Task brief >>
Among the lines below, how many carry the string "одноставочный"? Reply with a number and nothing else.

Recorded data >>
──────────────────────────────

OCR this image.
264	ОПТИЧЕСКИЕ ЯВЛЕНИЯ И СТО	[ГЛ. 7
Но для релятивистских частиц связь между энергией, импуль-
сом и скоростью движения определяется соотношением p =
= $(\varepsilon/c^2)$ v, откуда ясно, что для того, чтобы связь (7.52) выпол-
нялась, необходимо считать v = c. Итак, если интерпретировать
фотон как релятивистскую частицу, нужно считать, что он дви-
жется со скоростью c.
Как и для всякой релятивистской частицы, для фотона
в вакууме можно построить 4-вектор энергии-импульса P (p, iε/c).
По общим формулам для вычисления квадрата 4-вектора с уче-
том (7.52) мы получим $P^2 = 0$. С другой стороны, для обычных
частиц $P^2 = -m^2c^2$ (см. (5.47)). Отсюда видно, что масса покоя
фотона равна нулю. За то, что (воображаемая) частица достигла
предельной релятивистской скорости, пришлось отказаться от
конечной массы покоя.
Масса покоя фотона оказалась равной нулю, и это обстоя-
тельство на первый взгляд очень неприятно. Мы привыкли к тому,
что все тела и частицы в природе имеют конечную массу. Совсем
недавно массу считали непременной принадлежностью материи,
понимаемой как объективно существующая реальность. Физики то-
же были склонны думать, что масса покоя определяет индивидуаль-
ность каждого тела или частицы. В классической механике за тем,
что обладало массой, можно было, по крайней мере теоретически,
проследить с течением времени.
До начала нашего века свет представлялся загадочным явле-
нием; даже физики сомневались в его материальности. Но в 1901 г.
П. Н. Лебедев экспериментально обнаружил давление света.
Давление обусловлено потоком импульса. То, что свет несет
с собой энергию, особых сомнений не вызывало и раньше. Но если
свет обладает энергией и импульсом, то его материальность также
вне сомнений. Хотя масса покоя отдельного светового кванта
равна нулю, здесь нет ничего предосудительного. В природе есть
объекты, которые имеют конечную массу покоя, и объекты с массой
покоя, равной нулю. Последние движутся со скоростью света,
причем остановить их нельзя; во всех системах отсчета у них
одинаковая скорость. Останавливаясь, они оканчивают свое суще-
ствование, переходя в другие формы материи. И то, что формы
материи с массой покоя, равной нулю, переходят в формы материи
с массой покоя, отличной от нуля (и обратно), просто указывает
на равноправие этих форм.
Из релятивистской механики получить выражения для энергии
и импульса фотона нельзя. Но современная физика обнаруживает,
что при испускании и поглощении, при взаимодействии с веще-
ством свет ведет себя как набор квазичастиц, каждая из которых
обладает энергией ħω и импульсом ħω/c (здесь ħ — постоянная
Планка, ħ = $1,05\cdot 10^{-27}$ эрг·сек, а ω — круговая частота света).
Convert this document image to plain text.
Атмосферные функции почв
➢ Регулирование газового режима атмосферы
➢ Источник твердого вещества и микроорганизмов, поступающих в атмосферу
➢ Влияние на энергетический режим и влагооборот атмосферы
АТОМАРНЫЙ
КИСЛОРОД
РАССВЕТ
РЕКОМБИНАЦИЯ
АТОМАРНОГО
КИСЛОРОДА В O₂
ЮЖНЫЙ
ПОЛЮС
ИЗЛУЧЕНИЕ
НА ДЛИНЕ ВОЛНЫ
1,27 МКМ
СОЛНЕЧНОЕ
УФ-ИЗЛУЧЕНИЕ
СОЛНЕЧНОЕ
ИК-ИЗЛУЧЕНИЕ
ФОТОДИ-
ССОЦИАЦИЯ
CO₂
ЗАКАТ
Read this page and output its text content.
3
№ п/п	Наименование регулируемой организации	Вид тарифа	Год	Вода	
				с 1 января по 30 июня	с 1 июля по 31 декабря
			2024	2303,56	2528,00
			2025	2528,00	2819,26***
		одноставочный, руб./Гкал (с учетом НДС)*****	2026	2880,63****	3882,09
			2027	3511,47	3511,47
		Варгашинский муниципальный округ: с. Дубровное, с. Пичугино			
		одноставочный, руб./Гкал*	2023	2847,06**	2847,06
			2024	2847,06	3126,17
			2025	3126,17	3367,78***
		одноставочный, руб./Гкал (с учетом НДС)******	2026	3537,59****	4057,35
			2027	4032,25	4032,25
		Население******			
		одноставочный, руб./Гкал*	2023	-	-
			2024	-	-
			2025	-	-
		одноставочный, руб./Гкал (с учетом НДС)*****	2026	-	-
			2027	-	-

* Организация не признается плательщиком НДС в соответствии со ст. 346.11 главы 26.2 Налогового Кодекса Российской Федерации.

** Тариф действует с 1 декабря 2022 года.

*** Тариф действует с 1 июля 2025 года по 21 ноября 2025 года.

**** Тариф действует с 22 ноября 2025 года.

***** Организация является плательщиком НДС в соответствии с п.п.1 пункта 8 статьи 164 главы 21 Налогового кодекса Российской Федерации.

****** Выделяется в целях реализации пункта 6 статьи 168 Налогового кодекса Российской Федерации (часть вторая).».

──────────────────────────────

The reply >>
5